_EXERCISE REQUIREMENTS_
Set the following entries down again exactly, line by line.

_Data excerpts_

** start **

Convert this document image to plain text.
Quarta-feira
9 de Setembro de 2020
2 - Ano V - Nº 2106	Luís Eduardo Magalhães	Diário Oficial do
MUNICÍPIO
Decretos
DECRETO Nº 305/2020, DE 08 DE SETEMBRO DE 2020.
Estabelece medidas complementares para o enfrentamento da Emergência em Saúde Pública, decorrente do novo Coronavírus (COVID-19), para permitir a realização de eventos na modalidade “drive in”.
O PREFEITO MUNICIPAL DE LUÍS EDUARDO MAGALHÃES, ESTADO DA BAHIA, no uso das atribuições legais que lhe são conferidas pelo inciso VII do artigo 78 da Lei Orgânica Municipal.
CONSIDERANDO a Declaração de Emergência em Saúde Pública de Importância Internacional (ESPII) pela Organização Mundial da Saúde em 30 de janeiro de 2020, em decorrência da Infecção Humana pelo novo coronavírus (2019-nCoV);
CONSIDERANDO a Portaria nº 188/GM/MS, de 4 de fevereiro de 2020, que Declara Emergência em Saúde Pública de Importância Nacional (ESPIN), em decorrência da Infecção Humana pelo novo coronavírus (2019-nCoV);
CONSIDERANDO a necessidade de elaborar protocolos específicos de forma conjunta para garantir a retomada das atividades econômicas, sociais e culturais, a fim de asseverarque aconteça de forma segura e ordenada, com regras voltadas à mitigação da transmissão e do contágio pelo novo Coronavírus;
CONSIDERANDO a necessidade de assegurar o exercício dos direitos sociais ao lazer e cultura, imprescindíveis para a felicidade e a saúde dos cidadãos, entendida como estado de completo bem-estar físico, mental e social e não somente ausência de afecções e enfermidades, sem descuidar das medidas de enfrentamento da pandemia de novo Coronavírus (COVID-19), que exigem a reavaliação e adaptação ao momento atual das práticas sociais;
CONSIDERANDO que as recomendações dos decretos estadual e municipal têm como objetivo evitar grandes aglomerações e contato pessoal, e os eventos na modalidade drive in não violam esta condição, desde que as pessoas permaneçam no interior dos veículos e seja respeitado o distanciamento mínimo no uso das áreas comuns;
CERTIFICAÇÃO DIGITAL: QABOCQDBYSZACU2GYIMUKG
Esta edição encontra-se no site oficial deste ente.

** end **

_SOLUTION FOR THIS TASK_
Convert this document image to plain text.
Quarta-feira
9 de Setembro de 2020
2 - Ano V - Nº 2106	Luís Eduardo Magalhães	Diário Oficial do
MUNICÍPIO
Decretos
DECRETO Nº 305/2020, DE 08 DE SETEMBRO DE 2020.
Estabelece medidas complementares para o enfrentamento da Emergência em Saúde Pública, decorrente do novo Coronavírus (COVID-19), para permitir a realização de eventos na modalidade “drive in”.
O PREFEITO MUNICIPAL DE LUÍS EDUARDO MAGALHÃES, ESTADO DA BAHIA, no uso das atribuições legais que lhe são conferidas pelo inciso VII do artigo 78 da Lei Orgânica Municipal.
CONSIDERANDO a Declaração de Emergência em Saúde Pública de Importância Internacional (ESPII) pela Organização Mundial da Saúde em 30 de janeiro de 2020, em decorrência da Infecção Humana pelo novo coronavírus (2019-nCoV);
CONSIDERANDO a Portaria nº 188/GM/MS, de 4 de fevereiro de 2020, que Declara Emergência em Saúde Pública de Importância Nacional (ESPIN), em decorrência da Infecção Humana pelo novo coronavírus (2019-nCoV);
CONSIDERANDO a necessidade de elaborar protocolos específicos de forma conjunta para garantir a retomada das atividades econômicas, sociais e culturais, a fim de asseverarque aconteça de forma segura e ordenada, com regras voltadas à mitigação da transmissão e do contágio pelo novo Coronavírus;
CONSIDERANDO a necessidade de assegurar o exercício dos direitos sociais ao lazer e cultura, imprescindíveis para a felicidade e a saúde dos cidadãos, entendida como estado de completo bem-estar físico, mental e social e não somente ausência de afecções e enfermidades, sem descuidar das medidas de enfrentamento da pandemia de novo Coronavírus (COVID-19), que exigem a reavaliação e adaptação ao momento atual das práticas sociais;
CONSIDERANDO que as recomendações dos decretos estadual e municipal têm como objetivo evitar grandes aglomerações e contato pessoal, e os eventos na modalidade drive in não violam esta condição, desde que as pessoas permaneçam no interior dos veículos e seja respeitado o distanciamento mínimo no uso das áreas comuns;
CERTIFICAÇÃO DIGITAL: QABOCQDBYSZACU2GYIMUKG
Esta edição encontra-se no site oficial deste ente.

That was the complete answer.